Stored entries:

■ ■ ■

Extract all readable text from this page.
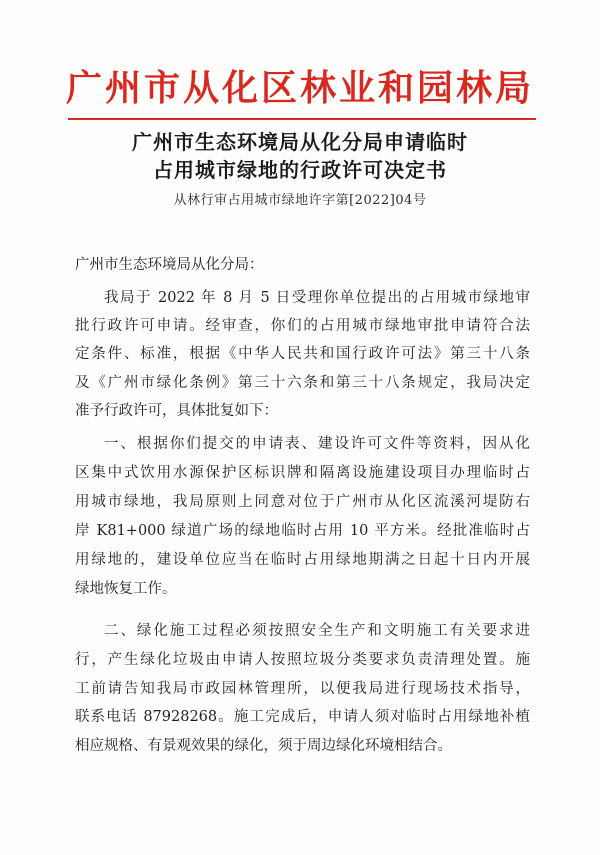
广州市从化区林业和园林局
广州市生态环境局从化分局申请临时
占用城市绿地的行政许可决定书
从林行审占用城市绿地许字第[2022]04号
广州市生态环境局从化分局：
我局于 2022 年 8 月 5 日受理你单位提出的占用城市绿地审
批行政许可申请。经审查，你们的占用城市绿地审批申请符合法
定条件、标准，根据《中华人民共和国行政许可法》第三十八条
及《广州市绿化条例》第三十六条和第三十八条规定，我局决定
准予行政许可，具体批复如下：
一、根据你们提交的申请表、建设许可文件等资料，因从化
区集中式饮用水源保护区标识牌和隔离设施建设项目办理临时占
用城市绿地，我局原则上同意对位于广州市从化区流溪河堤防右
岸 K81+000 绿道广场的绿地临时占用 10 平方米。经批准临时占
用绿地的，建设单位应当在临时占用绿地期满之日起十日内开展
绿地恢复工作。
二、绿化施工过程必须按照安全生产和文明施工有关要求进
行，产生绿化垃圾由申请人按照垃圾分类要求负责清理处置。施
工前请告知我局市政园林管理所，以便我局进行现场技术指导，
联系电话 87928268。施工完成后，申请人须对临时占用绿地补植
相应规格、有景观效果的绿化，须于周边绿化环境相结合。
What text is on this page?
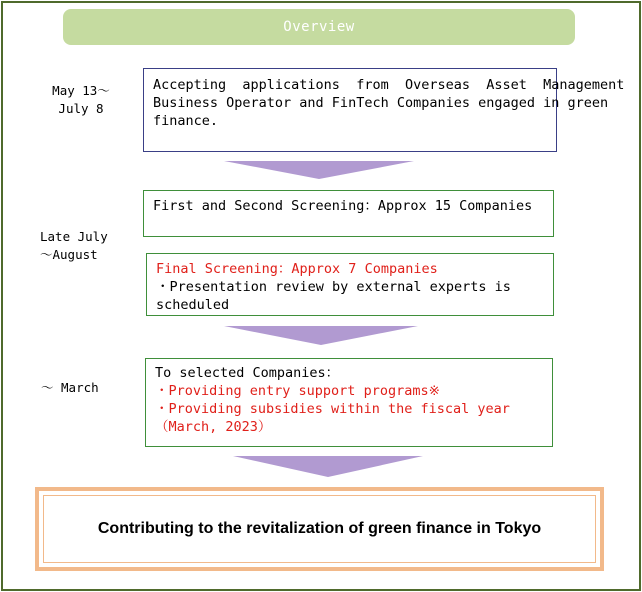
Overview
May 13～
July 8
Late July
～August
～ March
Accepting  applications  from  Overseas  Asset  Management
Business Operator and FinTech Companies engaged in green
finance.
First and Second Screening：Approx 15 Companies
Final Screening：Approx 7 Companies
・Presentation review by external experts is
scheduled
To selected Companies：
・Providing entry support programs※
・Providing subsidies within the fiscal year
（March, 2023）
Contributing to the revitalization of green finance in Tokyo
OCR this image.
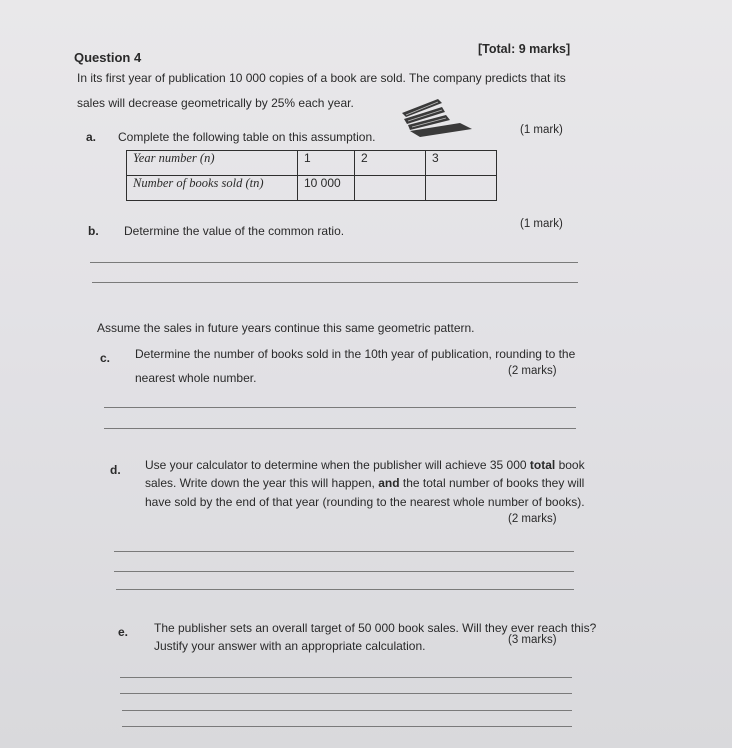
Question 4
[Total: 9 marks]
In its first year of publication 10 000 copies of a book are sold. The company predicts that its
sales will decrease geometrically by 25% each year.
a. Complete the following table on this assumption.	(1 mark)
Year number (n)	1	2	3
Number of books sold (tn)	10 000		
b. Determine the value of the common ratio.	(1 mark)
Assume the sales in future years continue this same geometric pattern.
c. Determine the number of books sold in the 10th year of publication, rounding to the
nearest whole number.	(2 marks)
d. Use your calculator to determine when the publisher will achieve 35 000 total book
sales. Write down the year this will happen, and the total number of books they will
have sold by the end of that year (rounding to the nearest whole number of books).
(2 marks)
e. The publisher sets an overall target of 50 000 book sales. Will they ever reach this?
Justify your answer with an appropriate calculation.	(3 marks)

■ ■ ■

## Instructions to follow
Write out the material above once more, exactly as it reads, with no pictures.

## Worked answer
Extract all readable text from this page.
广州市从化区林业和园林局
广州市生态环境局从化分局申请临时
占用城市绿地的行政许可决定书
从林行审占用城市绿地许字第[2022]04号
广州市生态环境局从化分局：
我局于 2022 年 8 月 5 日受理你单位提出的占用城市绿地审
批行政许可申请。经审查，你们的占用城市绿地审批申请符合法
定条件、标准，根据《中华人民共和国行政许可法》第三十八条
及《广州市绿化条例》第三十六条和第三十八条规定，我局决定
准予行政许可，具体批复如下：
一、根据你们提交的申请表、建设许可文件等资料，因从化
区集中式饮用水源保护区标识牌和隔离设施建设项目办理临时占
用城市绿地，我局原则上同意对位于广州市从化区流溪河堤防右
岸 K81+000 绿道广场的绿地临时占用 10 平方米。经批准临时占
用绿地的，建设单位应当在临时占用绿地期满之日起十日内开展
绿地恢复工作。
二、绿化施工过程必须按照安全生产和文明施工有关要求进
行，产生绿化垃圾由申请人按照垃圾分类要求负责清理处置。施
工前请告知我局市政园林管理所，以便我局进行现场技术指导，
联系电话 87928268。施工完成后，申请人须对临时占用绿地补植
相应规格、有景观效果的绿化，须于周边绿化环境相结合。
What text is on this page?
Overview
May 13～
July 8
Late July
～August
～ March
Accepting  applications  from  Overseas  Asset  Management
Business Operator and FinTech Companies engaged in green
finance.
First and Second Screening：Approx 15 Companies
Final Screening：Approx 7 Companies
・Presentation review by external experts is
scheduled
To selected Companies：
・Providing entry support programs※
・Providing subsidies within the fiscal year
（March, 2023）
Contributing to the revitalization of green finance in Tokyo
OCR this image.
Question 4
[Total: 9 marks]
In its first year of publication 10 000 copies of a book are sold. The company predicts that its
sales will decrease geometrically by 25% each year.
a. Complete the following table on this assumption.	(1 mark)
Year number (n)	1	2	3
Number of books sold (tn)	10 000		
b. Determine the value of the common ratio.	(1 mark)
Assume the sales in future years continue this same geometric pattern.
c. Determine the number of books sold in the 10th year of publication, rounding to the
nearest whole number.	(2 marks)
d. Use your calculator to determine when the publisher will achieve 35 000 total book
sales. Write down the year this will happen, and the total number of books they will
have sold by the end of that year (rounding to the nearest whole number of books).
(2 marks)
e. The publisher sets an overall target of 50 000 book sales. Will they ever reach this?
Justify your answer with an appropriate calculation.	(3 marks)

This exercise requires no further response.